__Prompt__
Your task is to print the material below exactly as presented.

-- Start --

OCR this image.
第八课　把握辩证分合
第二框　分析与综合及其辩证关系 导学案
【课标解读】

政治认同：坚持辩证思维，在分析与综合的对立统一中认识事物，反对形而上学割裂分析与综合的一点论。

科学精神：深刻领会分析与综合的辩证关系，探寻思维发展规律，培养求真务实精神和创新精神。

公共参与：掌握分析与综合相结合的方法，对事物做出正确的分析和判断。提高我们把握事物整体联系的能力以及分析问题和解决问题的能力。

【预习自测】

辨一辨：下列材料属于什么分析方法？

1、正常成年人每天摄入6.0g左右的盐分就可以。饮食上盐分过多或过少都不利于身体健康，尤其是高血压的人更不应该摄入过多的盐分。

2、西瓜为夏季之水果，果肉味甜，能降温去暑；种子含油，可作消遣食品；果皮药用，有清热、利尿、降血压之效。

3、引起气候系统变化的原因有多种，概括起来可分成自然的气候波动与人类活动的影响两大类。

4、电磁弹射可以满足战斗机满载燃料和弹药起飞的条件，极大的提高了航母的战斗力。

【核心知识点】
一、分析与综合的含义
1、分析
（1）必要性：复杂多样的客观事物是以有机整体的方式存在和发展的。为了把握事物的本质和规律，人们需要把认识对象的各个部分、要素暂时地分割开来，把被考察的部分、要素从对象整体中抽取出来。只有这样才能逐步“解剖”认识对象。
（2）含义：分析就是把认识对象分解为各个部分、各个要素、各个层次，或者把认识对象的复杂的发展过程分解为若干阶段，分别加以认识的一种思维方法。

-- End --

__Result of this exercise__
OCR this image.
第八课　把握辩证分合
第二框　分析与综合及其辩证关系 导学案
【课标解读】

政治认同：坚持辩证思维，在分析与综合的对立统一中认识事物，反对形而上学割裂分析与综合的一点论。

科学精神：深刻领会分析与综合的辩证关系，探寻思维发展规律，培养求真务实精神和创新精神。

公共参与：掌握分析与综合相结合的方法，对事物做出正确的分析和判断。提高我们把握事物整体联系的能力以及分析问题和解决问题的能力。

【预习自测】

辨一辨：下列材料属于什么分析方法？

1、正常成年人每天摄入6.0g左右的盐分就可以。饮食上盐分过多或过少都不利于身体健康，尤其是高血压的人更不应该摄入过多的盐分。

2、西瓜为夏季之水果，果肉味甜，能降温去暑；种子含油，可作消遣食品；果皮药用，有清热、利尿、降血压之效。

3、引起气候系统变化的原因有多种，概括起来可分成自然的气候波动与人类活动的影响两大类。

4、电磁弹射可以满足战斗机满载燃料和弹药起飞的条件，极大的提高了航母的战斗力。

【核心知识点】
一、分析与综合的含义
1、分析
（1）必要性：复杂多样的客观事物是以有机整体的方式存在和发展的。为了把握事物的本质和规律，人们需要把认识对象的各个部分、要素暂时地分割开来，把被考察的部分、要素从对象整体中抽取出来。只有这样才能逐步“解剖”认识对象。
（2）含义：分析就是把认识对象分解为各个部分、各个要素、各个层次，或者把认识对象的复杂的发展过程分解为若干阶段，分别加以认识的一种思维方法。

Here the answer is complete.